### Direction:
Read the records below. Copy each line where the string "different" occurs.
# # # # #
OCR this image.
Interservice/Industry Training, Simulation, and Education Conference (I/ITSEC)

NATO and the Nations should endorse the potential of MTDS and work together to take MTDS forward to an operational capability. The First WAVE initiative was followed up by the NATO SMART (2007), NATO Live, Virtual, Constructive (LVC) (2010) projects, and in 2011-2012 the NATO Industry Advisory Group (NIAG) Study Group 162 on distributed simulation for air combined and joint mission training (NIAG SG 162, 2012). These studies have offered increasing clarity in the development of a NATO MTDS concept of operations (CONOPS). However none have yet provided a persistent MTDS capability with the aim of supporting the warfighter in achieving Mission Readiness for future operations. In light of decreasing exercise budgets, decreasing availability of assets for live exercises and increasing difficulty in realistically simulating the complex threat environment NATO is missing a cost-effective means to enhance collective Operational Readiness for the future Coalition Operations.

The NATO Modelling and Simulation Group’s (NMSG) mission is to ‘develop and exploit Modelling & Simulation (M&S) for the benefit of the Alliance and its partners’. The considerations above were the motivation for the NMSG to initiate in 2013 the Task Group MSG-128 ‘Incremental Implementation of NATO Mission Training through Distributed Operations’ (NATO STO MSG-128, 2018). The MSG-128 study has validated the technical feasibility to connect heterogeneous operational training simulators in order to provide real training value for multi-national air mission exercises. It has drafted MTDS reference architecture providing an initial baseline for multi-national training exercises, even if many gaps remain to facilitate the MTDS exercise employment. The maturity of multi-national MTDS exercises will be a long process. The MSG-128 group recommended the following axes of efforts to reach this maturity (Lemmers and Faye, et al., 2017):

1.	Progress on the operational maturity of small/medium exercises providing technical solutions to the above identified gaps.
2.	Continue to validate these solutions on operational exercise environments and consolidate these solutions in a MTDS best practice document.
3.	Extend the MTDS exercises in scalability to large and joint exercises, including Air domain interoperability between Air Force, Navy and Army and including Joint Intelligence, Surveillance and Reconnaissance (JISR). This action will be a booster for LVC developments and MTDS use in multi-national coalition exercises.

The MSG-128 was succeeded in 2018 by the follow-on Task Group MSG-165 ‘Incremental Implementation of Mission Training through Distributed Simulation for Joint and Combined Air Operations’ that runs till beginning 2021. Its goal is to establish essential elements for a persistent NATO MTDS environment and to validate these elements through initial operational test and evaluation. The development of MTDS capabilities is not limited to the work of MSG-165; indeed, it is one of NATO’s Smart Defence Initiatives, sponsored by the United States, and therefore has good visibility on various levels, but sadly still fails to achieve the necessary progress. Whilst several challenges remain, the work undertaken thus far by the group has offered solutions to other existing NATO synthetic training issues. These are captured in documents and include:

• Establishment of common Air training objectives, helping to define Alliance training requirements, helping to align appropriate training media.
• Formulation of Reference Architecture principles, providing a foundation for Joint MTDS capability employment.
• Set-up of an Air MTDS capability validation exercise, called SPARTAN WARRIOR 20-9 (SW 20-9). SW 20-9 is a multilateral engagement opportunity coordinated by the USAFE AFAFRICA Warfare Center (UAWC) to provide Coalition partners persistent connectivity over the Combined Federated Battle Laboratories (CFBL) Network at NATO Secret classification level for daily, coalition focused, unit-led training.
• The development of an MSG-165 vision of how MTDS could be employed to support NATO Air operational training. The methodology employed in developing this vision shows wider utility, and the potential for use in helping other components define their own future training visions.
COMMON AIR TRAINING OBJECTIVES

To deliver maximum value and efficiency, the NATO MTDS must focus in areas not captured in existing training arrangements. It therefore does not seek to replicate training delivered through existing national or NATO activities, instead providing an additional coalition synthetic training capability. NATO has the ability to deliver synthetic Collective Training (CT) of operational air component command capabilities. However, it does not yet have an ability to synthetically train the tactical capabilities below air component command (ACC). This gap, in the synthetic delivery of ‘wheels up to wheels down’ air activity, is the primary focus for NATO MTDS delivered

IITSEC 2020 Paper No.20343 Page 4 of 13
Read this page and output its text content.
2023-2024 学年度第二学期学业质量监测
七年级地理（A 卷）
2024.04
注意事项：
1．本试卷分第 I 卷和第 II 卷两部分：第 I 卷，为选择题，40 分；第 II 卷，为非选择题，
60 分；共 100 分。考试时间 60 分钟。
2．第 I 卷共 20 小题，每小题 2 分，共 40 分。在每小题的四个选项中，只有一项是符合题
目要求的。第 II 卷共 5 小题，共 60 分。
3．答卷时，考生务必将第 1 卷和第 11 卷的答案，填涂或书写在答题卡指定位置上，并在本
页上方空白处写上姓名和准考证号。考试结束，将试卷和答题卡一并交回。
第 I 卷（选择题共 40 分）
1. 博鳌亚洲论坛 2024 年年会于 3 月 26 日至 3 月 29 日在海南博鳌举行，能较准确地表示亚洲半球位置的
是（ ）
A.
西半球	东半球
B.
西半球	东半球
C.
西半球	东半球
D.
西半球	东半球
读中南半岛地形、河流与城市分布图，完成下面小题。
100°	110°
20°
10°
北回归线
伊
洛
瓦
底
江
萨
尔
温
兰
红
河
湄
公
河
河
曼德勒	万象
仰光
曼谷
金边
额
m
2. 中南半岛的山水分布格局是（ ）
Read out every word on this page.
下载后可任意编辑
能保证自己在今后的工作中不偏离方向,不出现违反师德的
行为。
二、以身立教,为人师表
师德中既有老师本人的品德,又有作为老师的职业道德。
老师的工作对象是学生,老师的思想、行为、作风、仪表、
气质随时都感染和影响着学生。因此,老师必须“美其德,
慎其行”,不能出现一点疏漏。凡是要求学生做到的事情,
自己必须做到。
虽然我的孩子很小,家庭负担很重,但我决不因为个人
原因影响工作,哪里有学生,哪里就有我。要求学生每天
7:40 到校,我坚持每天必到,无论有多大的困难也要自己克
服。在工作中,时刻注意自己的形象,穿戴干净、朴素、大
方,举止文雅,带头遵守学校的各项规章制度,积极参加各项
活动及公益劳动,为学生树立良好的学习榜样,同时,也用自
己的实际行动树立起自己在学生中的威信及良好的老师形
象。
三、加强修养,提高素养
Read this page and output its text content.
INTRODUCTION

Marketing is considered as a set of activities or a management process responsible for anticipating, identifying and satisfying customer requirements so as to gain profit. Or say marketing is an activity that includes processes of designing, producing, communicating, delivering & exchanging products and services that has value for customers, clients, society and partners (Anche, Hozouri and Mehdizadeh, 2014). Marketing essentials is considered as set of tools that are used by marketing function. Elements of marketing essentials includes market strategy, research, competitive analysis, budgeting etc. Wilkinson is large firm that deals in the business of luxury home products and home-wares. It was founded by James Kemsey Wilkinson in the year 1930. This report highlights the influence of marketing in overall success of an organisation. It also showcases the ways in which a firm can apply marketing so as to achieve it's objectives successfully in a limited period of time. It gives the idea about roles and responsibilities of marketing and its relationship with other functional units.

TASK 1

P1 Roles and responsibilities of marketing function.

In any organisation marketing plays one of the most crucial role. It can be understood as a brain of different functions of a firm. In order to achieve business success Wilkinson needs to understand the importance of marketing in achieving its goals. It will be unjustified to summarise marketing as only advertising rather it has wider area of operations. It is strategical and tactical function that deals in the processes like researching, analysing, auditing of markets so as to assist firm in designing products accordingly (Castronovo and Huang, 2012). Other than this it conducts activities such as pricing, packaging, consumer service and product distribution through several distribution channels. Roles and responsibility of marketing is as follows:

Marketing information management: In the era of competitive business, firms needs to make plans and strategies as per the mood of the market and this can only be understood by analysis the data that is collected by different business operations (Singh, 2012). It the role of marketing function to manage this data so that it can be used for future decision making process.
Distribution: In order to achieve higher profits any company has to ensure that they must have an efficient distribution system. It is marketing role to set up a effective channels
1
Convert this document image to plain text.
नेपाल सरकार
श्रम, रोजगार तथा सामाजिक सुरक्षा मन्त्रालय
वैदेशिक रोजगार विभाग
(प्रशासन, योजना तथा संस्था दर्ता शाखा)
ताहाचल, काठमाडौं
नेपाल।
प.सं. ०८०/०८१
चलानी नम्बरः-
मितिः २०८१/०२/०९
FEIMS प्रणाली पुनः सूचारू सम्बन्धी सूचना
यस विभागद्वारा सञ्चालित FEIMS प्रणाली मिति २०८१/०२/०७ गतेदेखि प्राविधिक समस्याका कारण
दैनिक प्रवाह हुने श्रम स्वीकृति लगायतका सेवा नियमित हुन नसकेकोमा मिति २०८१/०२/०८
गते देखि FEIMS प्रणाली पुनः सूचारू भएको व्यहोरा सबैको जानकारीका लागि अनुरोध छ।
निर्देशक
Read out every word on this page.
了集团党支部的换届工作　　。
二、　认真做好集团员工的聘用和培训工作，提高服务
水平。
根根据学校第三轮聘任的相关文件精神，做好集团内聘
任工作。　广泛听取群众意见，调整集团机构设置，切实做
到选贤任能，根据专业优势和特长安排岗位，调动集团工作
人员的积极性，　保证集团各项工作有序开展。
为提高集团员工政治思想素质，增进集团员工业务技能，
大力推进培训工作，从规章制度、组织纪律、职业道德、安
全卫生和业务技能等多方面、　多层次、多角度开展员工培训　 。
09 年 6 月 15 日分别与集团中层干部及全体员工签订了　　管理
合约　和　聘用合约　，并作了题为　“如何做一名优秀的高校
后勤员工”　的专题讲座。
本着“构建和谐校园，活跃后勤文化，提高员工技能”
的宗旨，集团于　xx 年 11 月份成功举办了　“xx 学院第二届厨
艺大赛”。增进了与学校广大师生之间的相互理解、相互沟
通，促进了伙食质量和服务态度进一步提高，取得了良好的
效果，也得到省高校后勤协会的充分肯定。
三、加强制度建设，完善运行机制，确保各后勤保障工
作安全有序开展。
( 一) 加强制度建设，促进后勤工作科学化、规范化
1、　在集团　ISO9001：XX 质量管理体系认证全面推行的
# # # # #
### Expected answer:
In any organisation marketing plays one of the most crucial role. It can be understood as a brain of different functions of a firm. In order to achieve business success Wilkinson needs to understand the importance of marketing in achieving its goals. It will be unjustified to summarise marketing as only advertising rather it has wider area of operations. It is strategical and tactical function that deals in the processes like researching, analysing, auditing of markets so as to assist firm in designing products accordingly (Castronovo and Huang, 2012). Other than this it conducts activities such as pricing, packaging, consumer service and product distribution through several distribution channels. Roles and responsibility of marketing is as follows:
Marketing information management: In the era of competitive business, firms needs to make plans and strategies as per the mood of the market and this can only be understood by analysis the data that is collected by different business operations (Singh, 2012). It the role of marketing function to manage this data so that it can be used for future decision making process.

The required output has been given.